===== SOURCE RECORDS

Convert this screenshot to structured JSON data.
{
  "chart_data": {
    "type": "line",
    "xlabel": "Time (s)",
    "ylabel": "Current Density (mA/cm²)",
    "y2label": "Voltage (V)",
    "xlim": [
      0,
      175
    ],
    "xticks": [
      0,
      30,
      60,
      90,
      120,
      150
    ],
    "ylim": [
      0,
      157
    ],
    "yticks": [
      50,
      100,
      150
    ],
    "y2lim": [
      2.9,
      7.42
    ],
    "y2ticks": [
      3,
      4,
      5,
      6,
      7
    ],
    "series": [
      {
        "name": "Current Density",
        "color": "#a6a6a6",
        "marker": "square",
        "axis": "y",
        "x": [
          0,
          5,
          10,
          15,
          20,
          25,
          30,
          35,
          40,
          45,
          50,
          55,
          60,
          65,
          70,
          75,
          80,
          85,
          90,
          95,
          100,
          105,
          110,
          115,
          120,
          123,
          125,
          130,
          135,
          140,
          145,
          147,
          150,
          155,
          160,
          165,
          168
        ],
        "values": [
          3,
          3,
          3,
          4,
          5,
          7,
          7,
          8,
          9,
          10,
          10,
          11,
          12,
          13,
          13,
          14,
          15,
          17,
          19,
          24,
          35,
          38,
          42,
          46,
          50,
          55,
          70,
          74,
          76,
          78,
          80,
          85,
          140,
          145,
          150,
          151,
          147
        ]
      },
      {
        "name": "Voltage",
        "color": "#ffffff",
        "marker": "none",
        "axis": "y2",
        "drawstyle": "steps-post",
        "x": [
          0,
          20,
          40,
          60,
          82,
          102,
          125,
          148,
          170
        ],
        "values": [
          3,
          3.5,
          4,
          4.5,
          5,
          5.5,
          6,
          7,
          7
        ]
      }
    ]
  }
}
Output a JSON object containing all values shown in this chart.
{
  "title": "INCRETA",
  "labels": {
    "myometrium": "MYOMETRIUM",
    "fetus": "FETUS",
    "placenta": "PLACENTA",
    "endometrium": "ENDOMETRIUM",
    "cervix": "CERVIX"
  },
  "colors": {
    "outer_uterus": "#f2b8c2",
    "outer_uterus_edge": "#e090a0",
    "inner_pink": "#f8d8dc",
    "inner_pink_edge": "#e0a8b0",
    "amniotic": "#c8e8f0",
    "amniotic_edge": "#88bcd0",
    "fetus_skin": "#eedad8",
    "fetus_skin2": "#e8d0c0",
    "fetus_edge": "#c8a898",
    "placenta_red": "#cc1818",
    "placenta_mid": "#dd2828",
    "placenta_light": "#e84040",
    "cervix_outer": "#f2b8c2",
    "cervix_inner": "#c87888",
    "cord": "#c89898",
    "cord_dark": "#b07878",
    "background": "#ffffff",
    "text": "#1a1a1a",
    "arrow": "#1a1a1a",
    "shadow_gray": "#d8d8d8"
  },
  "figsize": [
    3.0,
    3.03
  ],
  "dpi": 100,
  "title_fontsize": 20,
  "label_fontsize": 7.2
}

==========

GIVEN EXERCISE ▸ Transcribe the whole listing with nothing added or left out.

THE SOLUTION ▸
Convert this screenshot to structured JSON data.
{
  "chart_data": {
    "type": "line",
    "xlabel": "Time (s)",
    "ylabel": "Current Density (mA/cm²)",
    "y2label": "Voltage (V)",
    "xlim": [
      0,
      175
    ],
    "xticks": [
      0,
      30,
      60,
      90,
      120,
      150
    ],
    "ylim": [
      0,
      157
    ],
    "yticks": [
      50,
      100,
      150
    ],
    "y2lim": [
      2.9,
      7.42
    ],
    "y2ticks": [
      3,
      4,
      5,
      6,
      7
    ],
    "series": [
      {
        "name": "Current Density",
        "color": "#a6a6a6",
        "marker": "square",
        "axis": "y",
        "x": [
          0,
          5,
          10,
          15,
          20,
          25,
          30,
          35,
          40,
          45,
          50,
          55,
          60,
          65,
          70,
          75,
          80,
          85,
          90,
          95,
          100,
          105,
          110,
          115,
          120,
          123,
          125,
          130,
          135,
          140,
          145,
          147,
          150,
          155,
          160,
          165,
          168
        ],
        "values": [
          3,
          3,
          3,
          4,
          5,
          7,
          7,
          8,
          9,
          10,
          10,
          11,
          12,
          13,
          13,
          14,
          15,
          17,
          19,
          24,
          35,
          38,
          42,
          46,
          50,
          55,
          70,
          74,
          76,
          78,
          80,
          85,
          140,
          145,
          150,
          151,
          147
        ]
      },
      {
        "name": "Voltage",
        "color": "#ffffff",
        "marker": "none",
        "axis": "y2",
        "drawstyle": "steps-post",
        "x": [
          0,
          20,
          40,
          60,
          82,
          102,
          125,
          148,
          170
        ],
        "values": [
          3,
          3.5,
          4,
          4.5,
          5,
          5.5,
          6,
          7,
          7
        ]
      }
    ]
  }
}
Output a JSON object containing all values shown in this chart.
{
  "title": "INCRETA",
  "labels": {
    "myometrium": "MYOMETRIUM",
    "fetus": "FETUS",
    "placenta": "PLACENTA",
    "endometrium": "ENDOMETRIUM",
    "cervix": "CERVIX"
  },
  "colors": {
    "outer_uterus": "#f2b8c2",
    "outer_uterus_edge": "#e090a0",
    "inner_pink": "#f8d8dc",
    "inner_pink_edge": "#e0a8b0",
    "amniotic": "#c8e8f0",
    "amniotic_edge": "#88bcd0",
    "fetus_skin": "#eedad8",
    "fetus_skin2": "#e8d0c0",
    "fetus_edge": "#c8a898",
    "placenta_red": "#cc1818",
    "placenta_mid": "#dd2828",
    "placenta_light": "#e84040",
    "cervix_outer": "#f2b8c2",
    "cervix_inner": "#c87888",
    "cord": "#c89898",
    "cord_dark": "#b07878",
    "background": "#ffffff",
    "text": "#1a1a1a",
    "arrow": "#1a1a1a",
    "shadow_gray": "#d8d8d8"
  },
  "figsize": [
    3.0,
    3.03
  ],
  "dpi": 100,
  "title_fontsize": 20,
  "label_fontsize": 7.2
}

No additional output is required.